§ EXERCISE GOAL: Copy out all the records exactly.

§ MATERIAL PROVIDED:
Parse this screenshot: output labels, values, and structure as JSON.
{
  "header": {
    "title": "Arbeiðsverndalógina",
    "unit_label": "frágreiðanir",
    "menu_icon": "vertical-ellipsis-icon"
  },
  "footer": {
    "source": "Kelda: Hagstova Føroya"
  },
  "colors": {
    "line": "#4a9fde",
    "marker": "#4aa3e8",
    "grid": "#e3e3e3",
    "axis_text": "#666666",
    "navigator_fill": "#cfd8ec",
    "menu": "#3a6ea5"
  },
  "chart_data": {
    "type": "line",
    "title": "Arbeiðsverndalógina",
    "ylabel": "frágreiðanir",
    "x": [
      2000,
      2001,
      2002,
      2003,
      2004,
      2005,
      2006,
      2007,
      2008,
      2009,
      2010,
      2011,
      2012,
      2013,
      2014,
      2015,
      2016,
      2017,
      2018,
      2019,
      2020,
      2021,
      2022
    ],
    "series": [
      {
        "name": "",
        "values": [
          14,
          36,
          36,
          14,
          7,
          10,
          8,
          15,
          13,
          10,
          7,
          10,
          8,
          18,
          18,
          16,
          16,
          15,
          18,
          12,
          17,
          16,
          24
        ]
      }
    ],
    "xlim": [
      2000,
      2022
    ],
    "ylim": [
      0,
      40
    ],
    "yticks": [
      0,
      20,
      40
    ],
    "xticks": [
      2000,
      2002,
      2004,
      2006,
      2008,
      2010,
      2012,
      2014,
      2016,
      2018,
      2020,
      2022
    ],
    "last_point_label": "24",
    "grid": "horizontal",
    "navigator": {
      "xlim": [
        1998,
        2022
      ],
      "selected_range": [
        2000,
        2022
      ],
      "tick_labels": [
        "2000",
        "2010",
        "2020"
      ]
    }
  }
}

§ REPLY TO THE TASK:
Parse this screenshot: output labels, values, and structure as JSON.
{
  "header": {
    "title": "Arbeiðsverndalógina",
    "unit_label": "frágreiðanir",
    "menu_icon": "vertical-ellipsis-icon"
  },
  "footer": {
    "source": "Kelda: Hagstova Føroya"
  },
  "colors": {
    "line": "#4a9fde",
    "marker": "#4aa3e8",
    "grid": "#e3e3e3",
    "axis_text": "#666666",
    "navigator_fill": "#cfd8ec",
    "menu": "#3a6ea5"
  },
  "chart_data": {
    "type": "line",
    "title": "Arbeiðsverndalógina",
    "ylabel": "frágreiðanir",
    "x": [
      2000,
      2001,
      2002,
      2003,
      2004,
      2005,
      2006,
      2007,
      2008,
      2009,
      2010,
      2011,
      2012,
      2013,
      2014,
      2015,
      2016,
      2017,
      2018,
      2019,
      2020,
      2021,
      2022
    ],
    "series": [
      {
        "name": "",
        "values": [
          14,
          36,
          36,
          14,
          7,
          10,
          8,
          15,
          13,
          10,
          7,
          10,
          8,
          18,
          18,
          16,
          16,
          15,
          18,
          12,
          17,
          16,
          24
        ]
      }
    ],
    "xlim": [
      2000,
      2022
    ],
    "ylim": [
      0,
      40
    ],
    "yticks": [
      0,
      20,
      40
    ],
    "xticks": [
      2000,
      2002,
      2004,
      2006,
      2008,
      2010,
      2012,
      2014,
      2016,
      2018,
      2020,
      2022
    ],
    "last_point_label": "24",
    "grid": "horizontal",
    "navigator": {
      "xlim": [
        1998,
        2022
      ],
      "selected_range": [
        2000,
        2022
      ],
      "tick_labels": [
        "2000",
        "2010",
        "2020"
      ]
    }
  }
}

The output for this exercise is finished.